Data records:
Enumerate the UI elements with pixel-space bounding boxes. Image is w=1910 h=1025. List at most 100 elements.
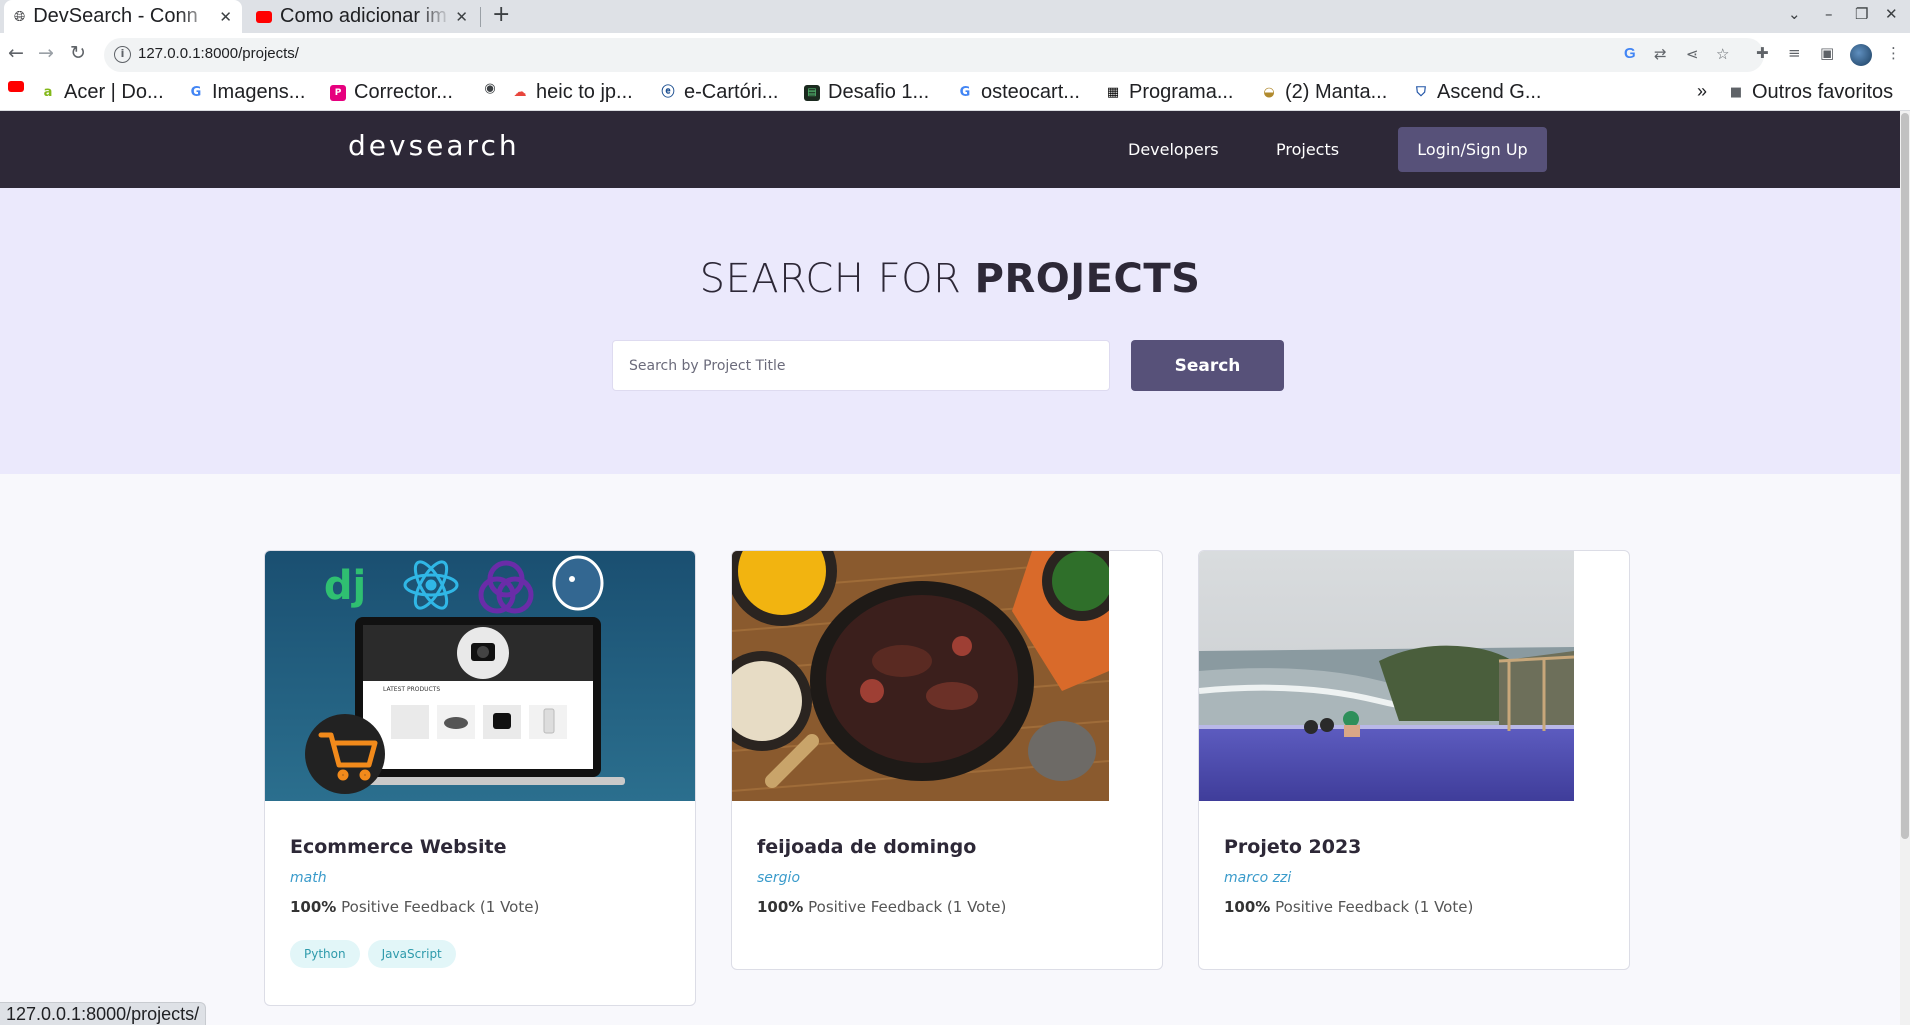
latest-products-text: LATEST PRODUCTS xyxy=(383,686,440,693)
bookmark-label: e-Cartóri... xyxy=(684,81,779,103)
close-icon[interactable]: ✕ xyxy=(219,8,232,26)
scrollbar-thumb[interactable] xyxy=(1901,113,1909,839)
side-panel-icon[interactable]: ▣ xyxy=(1820,44,1834,62)
bookmark-osteocart[interactable]: Gosteocart... xyxy=(957,81,1080,104)
project-author[interactable]: math xyxy=(290,870,539,886)
bookmark-label: Ascend G... xyxy=(1437,81,1542,103)
page-title-bold: PROJECTS xyxy=(974,256,1201,302)
status-bar-url: 127.0.0.1:8000/projects/ xyxy=(0,1002,207,1025)
bookmark-label: Corrector... xyxy=(354,81,453,103)
project-card[interactable]: Projeto 2023 marco zzi 100% Positive Fee… xyxy=(1198,550,1630,970)
bookmark-ascend[interactable]: ⛉ Ascend G... xyxy=(1413,81,1542,104)
menu-icon[interactable]: ⋮ xyxy=(1886,44,1901,62)
bookmark-acer[interactable]: a Acer | Do... xyxy=(40,81,164,104)
project-title[interactable]: feijoada de domingo xyxy=(757,836,1006,858)
search-input[interactable] xyxy=(612,340,1110,391)
search-hero: SEARCH FOR PROJECTS Search xyxy=(0,188,1900,474)
new-tab-button[interactable]: + xyxy=(492,2,510,27)
project-thumbnail[interactable] xyxy=(732,551,1109,801)
bookmark-label: Programa... xyxy=(1129,81,1234,103)
project-author[interactable]: sergio xyxy=(757,870,1006,886)
ecartorio-icon: ⓔ xyxy=(661,84,675,100)
bookmark-programa[interactable]: ▦ Programa... xyxy=(1105,81,1234,104)
feijoada-thumbnail-image xyxy=(732,551,1109,801)
project-card-body: Projeto 2023 marco zzi 100% Positive Fee… xyxy=(1224,836,1473,916)
share-icon[interactable]: ⋖ xyxy=(1686,45,1699,63)
forward-icon[interactable]: → xyxy=(38,42,54,64)
back-icon[interactable]: ← xyxy=(8,42,24,64)
tab-title: Como adicionar im xyxy=(280,5,447,27)
tab-separator xyxy=(480,7,481,27)
feedback-text: Positive Feedback (1 Vote) xyxy=(341,898,540,916)
project-card[interactable]: dj LATEST PRODUCTS Ecommerce Website mat… xyxy=(264,550,696,1006)
bookmark-label: heic to jp... xyxy=(536,81,633,103)
bookmark-heic[interactable]: ☁ heic to jp... xyxy=(512,81,633,104)
translate-icon[interactable]: ⇄ xyxy=(1654,45,1667,63)
reading-list-icon[interactable]: ≡ xyxy=(1788,44,1801,62)
address-bar[interactable]: i 127.0.0.1:8000/projects/ G ⇄ ⋖ ☆ xyxy=(104,38,1764,72)
url-text[interactable]: 127.0.0.1:8000/projects/ xyxy=(138,45,299,62)
restore-icon[interactable]: ❐ xyxy=(1855,5,1868,23)
acer-icon: a xyxy=(43,84,53,100)
project-thumbnail[interactable]: dj LATEST PRODUCTS xyxy=(265,551,695,801)
feedback-text: Positive Feedback (1 Vote) xyxy=(1275,898,1474,916)
project-card[interactable]: feijoada de domingo sergio 100% Positive… xyxy=(731,550,1163,970)
google-icon[interactable]: G xyxy=(1624,45,1636,62)
project-feedback: 100% Positive Feedback (1 Vote) xyxy=(290,898,539,916)
other-bookmarks-folder[interactable]: ■ Outros favoritos xyxy=(1728,81,1893,104)
google-icon: G xyxy=(190,84,202,100)
feedback-percent: 100% xyxy=(290,898,337,916)
bookmark-imagens[interactable]: G Imagens... xyxy=(188,81,306,104)
feedback-percent: 100% xyxy=(1224,898,1271,916)
project-thumbnail[interactable] xyxy=(1199,551,1574,801)
reload-icon[interactable]: ↻ xyxy=(70,42,86,64)
nav-developers[interactable]: Developers xyxy=(1128,140,1219,159)
extensions-icon[interactable]: ✚ xyxy=(1756,44,1769,62)
project-title[interactable]: Projeto 2023 xyxy=(1224,836,1473,858)
grid-icon: ▦ xyxy=(1106,84,1120,100)
login-signup-button[interactable]: Login/Sign Up xyxy=(1398,127,1547,172)
bookmarks-bar: a Acer | Do... G Imagens... P Corrector... … xyxy=(0,77,1910,111)
page-scrollbar[interactable] xyxy=(1900,111,1910,1025)
ecommerce-thumbnail-image: dj LATEST PRODUCTS xyxy=(265,551,695,801)
bookmark-ecartorio[interactable]: ⓔ e-Cartóri... xyxy=(660,81,778,104)
project-card-body: feijoada de domingo sergio 100% Positive… xyxy=(757,836,1006,916)
info-icon[interactable]: i xyxy=(114,46,131,63)
bookmark-corrector[interactable]: P Corrector... xyxy=(330,81,453,104)
nav-projects[interactable]: Projects xyxy=(1276,140,1339,159)
close-window-icon[interactable]: ✕ xyxy=(1885,5,1898,23)
bookmark-desafio[interactable]: ▤ Desafio 1... xyxy=(804,81,929,104)
tab-como-adicionar[interactable]: Como adicionar im ✕ xyxy=(246,0,478,33)
close-icon[interactable]: ✕ xyxy=(455,8,468,26)
bookmark-globe[interactable]: ◉ xyxy=(482,81,506,97)
tag-javascript[interactable]: JavaScript xyxy=(367,940,456,968)
avatar[interactable] xyxy=(1850,44,1872,66)
feedback-percent: 100% xyxy=(757,898,804,916)
tag-python[interactable]: Python xyxy=(290,940,360,968)
bookmark-manta[interactable]: ◒ (2) Manta... xyxy=(1261,81,1387,104)
bookmark-star-icon[interactable]: ☆ xyxy=(1716,45,1729,63)
postgresql-logo xyxy=(552,555,604,611)
project-title[interactable]: Ecommerce Website xyxy=(290,836,539,858)
minimize-icon[interactable]: – xyxy=(1825,5,1833,23)
site-header: devsearch Developers Projects Login/Sign… xyxy=(0,111,1900,188)
youtube-icon xyxy=(8,81,24,92)
project-author[interactable]: marco zzi xyxy=(1224,870,1473,886)
globe-icon: ◉ xyxy=(484,81,496,96)
tab-title: DevSearch - Conn xyxy=(33,5,198,27)
folder-icon: ■ xyxy=(1729,84,1743,100)
youtube-icon xyxy=(256,10,272,23)
bookmark-youtube[interactable] xyxy=(8,81,32,92)
chevron-down-icon[interactable]: ⌄ xyxy=(1788,5,1801,23)
bookmark-label: Desafio 1... xyxy=(828,81,930,103)
cloud-icon: ☁ xyxy=(513,84,527,100)
search-button[interactable]: Search xyxy=(1131,340,1284,391)
tab-devsearch[interactable]: 🌐︎ DevSearch - Conn ✕ xyxy=(4,0,242,33)
bookmark-label: (2) Manta... xyxy=(1285,81,1388,103)
site-logo[interactable]: devsearch xyxy=(348,129,520,162)
browser-tabbar: 🌐︎ DevSearch - Conn ✕ Como adicionar im … xyxy=(0,0,1910,33)
bookmarks-overflow-button[interactable]: » xyxy=(1697,81,1707,102)
bookmark-label: Acer | Do... xyxy=(64,81,164,103)
desafio-icon: ▤ xyxy=(804,84,820,101)
google-icon: G xyxy=(959,84,971,100)
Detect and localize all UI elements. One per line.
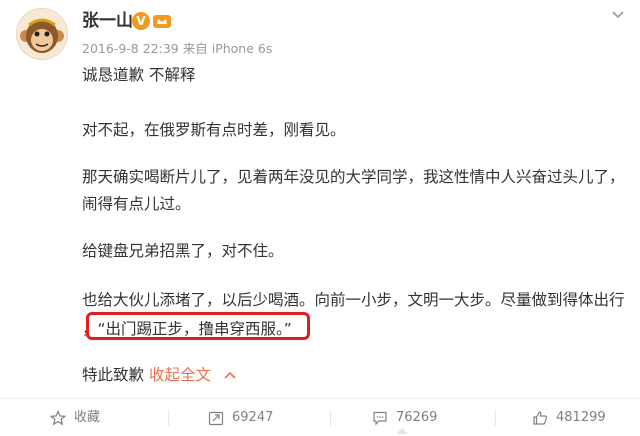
post-line: 特此致歉 收起全文 <box>82 362 236 390</box>
comment-pointer <box>396 428 408 434</box>
comment-count: 76269 <box>396 410 438 425</box>
post-line: 闹得有点儿过。 <box>82 195 191 213</box>
verified-badge-icon: V <box>132 12 150 30</box>
repost-count: 69247 <box>232 410 274 425</box>
user-name[interactable]: 张一山 <box>82 8 133 34</box>
post-source: 来自 iPhone 6s <box>182 41 273 56</box>
post-signoff: 特此致歉 <box>82 366 145 384</box>
highlight-box <box>86 312 310 340</box>
chevron-up-icon[interactable] <box>224 369 236 384</box>
post-line: 给键盘兄弟招黑了，对不住。 <box>82 242 284 260</box>
monkey-avatar-icon <box>17 9 67 59</box>
divider <box>0 398 640 399</box>
repost-icon <box>208 411 224 426</box>
post-line: 诚恳道歉 不解释 <box>82 66 196 84</box>
thumbs-up-icon <box>533 411 547 425</box>
comment-icon <box>373 411 387 426</box>
post-datetime[interactable]: 2016-9-8 22:39 <box>82 41 179 56</box>
like-count: 481299 <box>556 410 606 425</box>
post-line: 对不起，在俄罗斯有点时差，刚看见。 <box>82 121 346 139</box>
member-crown-icon <box>152 12 172 30</box>
chevron-down-icon[interactable] <box>610 6 626 22</box>
favorite-label: 收藏 <box>74 410 101 425</box>
action-bar: 收藏 69247 76269 481299 <box>0 400 640 436</box>
divider <box>330 410 331 426</box>
post-line: 那天确实喝断片儿了，见着两年没见的大学同学，我这性情中人兴奋过头儿了， <box>82 168 625 186</box>
divider <box>495 410 496 426</box>
star-icon <box>50 410 66 426</box>
divider <box>168 410 169 426</box>
post-meta: 2016-9-8 22:39 来自 iPhone 6s <box>82 40 272 58</box>
post-line: 也给大伙儿添堵了，以后少喝酒。向前一小步，文明一大步。尽量做到得体出行 <box>82 291 625 309</box>
avatar[interactable] <box>16 8 68 60</box>
collapse-text-link[interactable]: 收起全文 <box>149 366 211 384</box>
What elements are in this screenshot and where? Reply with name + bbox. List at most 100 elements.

Given request: Format the listing lines as a numbered list with no blank lines, starting at the line that has "latest-products-text: LATEST PRODUCTS" and ending after the line that has "side-panel-icon[interactable]: ▣ xyxy=(1820,44,1834,62)".

Complete response:
1. latest-products-text: LATEST PRODUCTS xyxy=(383,686,440,693)
2. bookmark-label: e-Cartóri... xyxy=(684,81,779,103)
3. close-icon[interactable]: ✕ xyxy=(219,8,232,26)
4. scrollbar-thumb[interactable] xyxy=(1901,113,1909,839)
5. side-panel-icon[interactable]: ▣ xyxy=(1820,44,1834,62)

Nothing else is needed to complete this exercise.